**Coordinate annotation items:**

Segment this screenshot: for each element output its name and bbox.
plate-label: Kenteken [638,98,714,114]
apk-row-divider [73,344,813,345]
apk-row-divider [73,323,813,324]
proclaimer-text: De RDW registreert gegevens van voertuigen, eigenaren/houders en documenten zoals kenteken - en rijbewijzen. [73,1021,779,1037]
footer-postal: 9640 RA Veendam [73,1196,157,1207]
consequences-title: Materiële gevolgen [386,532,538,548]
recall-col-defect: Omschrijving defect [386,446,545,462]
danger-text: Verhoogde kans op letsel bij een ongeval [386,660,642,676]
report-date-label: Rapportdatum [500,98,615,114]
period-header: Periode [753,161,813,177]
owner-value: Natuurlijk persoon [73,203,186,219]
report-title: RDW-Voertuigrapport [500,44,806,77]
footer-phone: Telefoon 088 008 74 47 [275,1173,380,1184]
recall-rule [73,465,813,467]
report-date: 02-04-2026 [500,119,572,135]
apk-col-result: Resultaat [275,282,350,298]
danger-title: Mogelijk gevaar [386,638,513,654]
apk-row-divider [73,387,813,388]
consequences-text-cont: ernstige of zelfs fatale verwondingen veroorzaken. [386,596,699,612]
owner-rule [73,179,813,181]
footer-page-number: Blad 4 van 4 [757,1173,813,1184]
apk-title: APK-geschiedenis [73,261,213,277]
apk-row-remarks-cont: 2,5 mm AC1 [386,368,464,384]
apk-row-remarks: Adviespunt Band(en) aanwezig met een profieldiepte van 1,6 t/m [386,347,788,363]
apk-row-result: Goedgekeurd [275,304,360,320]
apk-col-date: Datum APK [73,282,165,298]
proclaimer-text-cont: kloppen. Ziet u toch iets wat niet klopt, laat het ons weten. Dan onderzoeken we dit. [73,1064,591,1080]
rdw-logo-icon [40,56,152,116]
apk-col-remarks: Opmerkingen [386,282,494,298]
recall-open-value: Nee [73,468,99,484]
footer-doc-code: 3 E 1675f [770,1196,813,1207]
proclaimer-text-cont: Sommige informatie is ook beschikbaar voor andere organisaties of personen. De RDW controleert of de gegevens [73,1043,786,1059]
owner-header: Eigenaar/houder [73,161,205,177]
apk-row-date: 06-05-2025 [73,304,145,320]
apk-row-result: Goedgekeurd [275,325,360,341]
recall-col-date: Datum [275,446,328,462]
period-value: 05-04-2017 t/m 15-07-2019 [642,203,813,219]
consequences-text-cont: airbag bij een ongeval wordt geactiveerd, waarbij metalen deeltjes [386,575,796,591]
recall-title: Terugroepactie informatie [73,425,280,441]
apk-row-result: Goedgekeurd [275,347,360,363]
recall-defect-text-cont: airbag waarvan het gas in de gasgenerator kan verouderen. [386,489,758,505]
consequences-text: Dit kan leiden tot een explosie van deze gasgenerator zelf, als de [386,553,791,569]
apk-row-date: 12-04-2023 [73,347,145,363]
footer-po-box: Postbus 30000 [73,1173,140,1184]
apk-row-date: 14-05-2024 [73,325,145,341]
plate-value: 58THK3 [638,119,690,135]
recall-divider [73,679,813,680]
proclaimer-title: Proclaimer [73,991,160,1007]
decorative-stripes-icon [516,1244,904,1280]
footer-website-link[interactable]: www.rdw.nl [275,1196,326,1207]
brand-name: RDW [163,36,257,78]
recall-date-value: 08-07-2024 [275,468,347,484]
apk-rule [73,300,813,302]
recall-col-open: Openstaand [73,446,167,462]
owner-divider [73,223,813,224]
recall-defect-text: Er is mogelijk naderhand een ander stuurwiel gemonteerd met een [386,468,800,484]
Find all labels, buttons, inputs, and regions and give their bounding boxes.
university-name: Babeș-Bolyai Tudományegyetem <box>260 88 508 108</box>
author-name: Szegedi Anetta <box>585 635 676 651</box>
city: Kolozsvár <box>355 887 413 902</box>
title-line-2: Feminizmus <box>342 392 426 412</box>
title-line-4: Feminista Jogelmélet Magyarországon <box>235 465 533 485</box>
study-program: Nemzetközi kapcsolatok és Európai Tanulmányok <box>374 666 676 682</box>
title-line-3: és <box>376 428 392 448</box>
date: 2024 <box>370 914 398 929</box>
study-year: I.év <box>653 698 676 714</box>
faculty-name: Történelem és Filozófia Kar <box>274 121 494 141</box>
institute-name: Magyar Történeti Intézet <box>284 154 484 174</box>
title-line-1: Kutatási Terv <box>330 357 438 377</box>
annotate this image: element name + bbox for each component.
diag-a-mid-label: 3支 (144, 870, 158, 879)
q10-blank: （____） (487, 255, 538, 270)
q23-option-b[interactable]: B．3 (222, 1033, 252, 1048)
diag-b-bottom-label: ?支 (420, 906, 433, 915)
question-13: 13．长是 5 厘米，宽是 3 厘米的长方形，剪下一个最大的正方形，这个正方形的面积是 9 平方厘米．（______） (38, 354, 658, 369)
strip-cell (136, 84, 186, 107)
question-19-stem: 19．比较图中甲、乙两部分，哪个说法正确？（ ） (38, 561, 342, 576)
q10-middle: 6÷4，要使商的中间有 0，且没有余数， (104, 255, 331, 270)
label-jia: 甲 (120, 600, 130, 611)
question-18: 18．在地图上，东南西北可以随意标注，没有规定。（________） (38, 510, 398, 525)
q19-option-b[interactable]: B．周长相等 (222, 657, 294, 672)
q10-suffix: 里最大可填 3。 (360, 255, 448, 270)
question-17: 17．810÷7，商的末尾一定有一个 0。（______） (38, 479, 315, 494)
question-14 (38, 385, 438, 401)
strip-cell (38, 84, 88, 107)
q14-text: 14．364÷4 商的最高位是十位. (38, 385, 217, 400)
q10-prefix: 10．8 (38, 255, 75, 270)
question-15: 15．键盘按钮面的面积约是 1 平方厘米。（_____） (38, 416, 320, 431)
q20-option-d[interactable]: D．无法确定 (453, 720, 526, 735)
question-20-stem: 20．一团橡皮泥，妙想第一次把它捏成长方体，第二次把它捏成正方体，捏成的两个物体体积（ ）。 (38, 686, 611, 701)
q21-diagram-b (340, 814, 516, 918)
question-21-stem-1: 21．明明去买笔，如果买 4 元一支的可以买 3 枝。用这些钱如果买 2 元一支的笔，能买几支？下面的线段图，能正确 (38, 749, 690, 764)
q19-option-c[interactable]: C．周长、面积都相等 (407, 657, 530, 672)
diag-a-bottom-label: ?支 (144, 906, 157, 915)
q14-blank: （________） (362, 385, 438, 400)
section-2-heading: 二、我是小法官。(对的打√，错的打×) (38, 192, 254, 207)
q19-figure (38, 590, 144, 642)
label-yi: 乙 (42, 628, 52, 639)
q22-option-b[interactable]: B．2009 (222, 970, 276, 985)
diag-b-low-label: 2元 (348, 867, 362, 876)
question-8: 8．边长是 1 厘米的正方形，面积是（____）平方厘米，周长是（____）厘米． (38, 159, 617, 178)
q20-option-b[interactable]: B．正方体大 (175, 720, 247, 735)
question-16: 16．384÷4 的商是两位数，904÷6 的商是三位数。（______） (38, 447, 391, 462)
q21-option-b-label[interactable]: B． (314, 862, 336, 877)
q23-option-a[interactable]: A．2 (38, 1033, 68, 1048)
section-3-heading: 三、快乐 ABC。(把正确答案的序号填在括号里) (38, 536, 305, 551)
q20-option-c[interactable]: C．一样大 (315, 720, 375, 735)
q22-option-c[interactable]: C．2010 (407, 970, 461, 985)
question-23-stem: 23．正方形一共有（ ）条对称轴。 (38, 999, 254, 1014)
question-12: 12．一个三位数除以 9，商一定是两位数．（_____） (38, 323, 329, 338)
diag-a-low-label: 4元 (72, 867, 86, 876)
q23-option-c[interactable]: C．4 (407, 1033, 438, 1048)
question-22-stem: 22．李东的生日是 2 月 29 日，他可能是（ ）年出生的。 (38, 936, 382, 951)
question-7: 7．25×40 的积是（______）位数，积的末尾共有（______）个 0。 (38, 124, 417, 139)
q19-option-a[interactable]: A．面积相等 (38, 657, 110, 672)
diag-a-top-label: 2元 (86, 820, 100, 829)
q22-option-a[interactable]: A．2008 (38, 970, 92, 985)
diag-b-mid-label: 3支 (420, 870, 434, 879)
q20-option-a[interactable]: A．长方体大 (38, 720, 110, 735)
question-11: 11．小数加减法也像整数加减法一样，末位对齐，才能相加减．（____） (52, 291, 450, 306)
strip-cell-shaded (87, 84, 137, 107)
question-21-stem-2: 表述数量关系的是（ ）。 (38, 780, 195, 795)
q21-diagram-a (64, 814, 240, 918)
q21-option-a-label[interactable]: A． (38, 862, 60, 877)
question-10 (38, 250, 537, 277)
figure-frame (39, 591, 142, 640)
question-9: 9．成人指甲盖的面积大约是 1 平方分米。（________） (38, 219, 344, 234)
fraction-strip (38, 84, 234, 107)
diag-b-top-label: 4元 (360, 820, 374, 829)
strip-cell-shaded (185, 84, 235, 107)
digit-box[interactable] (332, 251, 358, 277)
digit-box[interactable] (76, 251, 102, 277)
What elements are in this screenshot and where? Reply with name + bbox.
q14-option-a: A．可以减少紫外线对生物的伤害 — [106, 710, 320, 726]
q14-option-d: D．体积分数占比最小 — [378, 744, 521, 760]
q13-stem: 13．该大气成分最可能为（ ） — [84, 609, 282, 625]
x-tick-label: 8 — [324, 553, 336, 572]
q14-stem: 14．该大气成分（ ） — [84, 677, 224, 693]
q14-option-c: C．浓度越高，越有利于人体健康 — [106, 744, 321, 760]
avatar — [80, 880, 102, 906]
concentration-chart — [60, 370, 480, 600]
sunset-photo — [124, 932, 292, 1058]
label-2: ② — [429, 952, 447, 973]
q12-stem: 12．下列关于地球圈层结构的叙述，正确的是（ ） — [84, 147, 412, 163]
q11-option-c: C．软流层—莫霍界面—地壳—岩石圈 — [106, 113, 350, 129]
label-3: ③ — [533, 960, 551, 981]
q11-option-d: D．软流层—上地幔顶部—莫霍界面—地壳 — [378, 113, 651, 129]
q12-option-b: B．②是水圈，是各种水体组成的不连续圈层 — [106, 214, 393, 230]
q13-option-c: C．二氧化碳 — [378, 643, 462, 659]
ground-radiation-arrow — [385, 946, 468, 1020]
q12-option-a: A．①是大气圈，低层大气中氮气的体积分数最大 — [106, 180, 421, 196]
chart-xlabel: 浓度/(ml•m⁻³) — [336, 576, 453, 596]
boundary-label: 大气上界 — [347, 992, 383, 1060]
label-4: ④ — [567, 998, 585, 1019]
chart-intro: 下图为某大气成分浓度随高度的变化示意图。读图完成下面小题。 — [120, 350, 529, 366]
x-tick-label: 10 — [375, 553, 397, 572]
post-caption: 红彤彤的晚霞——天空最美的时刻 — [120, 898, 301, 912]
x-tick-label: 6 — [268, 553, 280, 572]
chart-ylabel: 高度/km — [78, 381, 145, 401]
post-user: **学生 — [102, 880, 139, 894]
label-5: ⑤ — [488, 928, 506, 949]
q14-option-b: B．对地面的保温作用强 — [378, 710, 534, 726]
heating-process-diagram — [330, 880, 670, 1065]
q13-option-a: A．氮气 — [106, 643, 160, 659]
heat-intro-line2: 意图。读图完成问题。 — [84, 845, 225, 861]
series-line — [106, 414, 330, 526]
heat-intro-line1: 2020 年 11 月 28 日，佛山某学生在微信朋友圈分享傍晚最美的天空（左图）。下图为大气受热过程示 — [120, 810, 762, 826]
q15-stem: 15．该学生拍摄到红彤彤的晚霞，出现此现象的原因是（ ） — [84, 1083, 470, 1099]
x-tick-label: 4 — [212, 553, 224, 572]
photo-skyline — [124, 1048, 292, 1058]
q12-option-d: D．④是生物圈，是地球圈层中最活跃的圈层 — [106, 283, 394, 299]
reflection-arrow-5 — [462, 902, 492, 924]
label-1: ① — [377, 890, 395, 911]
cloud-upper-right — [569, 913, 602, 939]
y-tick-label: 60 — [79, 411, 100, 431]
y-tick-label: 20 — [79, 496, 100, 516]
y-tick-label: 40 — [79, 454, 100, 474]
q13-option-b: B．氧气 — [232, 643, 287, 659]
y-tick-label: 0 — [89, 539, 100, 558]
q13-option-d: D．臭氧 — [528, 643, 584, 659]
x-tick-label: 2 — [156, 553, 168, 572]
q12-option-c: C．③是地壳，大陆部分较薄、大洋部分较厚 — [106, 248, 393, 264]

**EXERCISE INSTRUCTIONS:** Can you swap "apk-row-divider" for "apk-row-separator" in the items, starting at the first line and ending at the line that contains "period-header: Periode [753,161,813,177]" (both included), and give those lines back with nothing else changed?

**IN RESPONSE:**
Segment this screenshot: for each element output its name and bbox.
plate-label: Kenteken [638,98,714,114]
apk-row-separator [73,344,813,345]
apk-row-separator [73,323,813,324]
proclaimer-text: De RDW registreert gegevens van voertuigen, eigenaren/houders en documenten zoals kenteken - en rijbewijzen. [73,1021,779,1037]
footer-postal: 9640 RA Veendam [73,1196,157,1207]
consequences-title: Materiële gevolgen [386,532,538,548]
recall-col-defect: Omschrijving defect [386,446,545,462]
danger-text: Verhoogde kans op letsel bij een ongeval [386,660,642,676]
report-date-label: Rapportdatum [500,98,615,114]
period-header: Periode [753,161,813,177]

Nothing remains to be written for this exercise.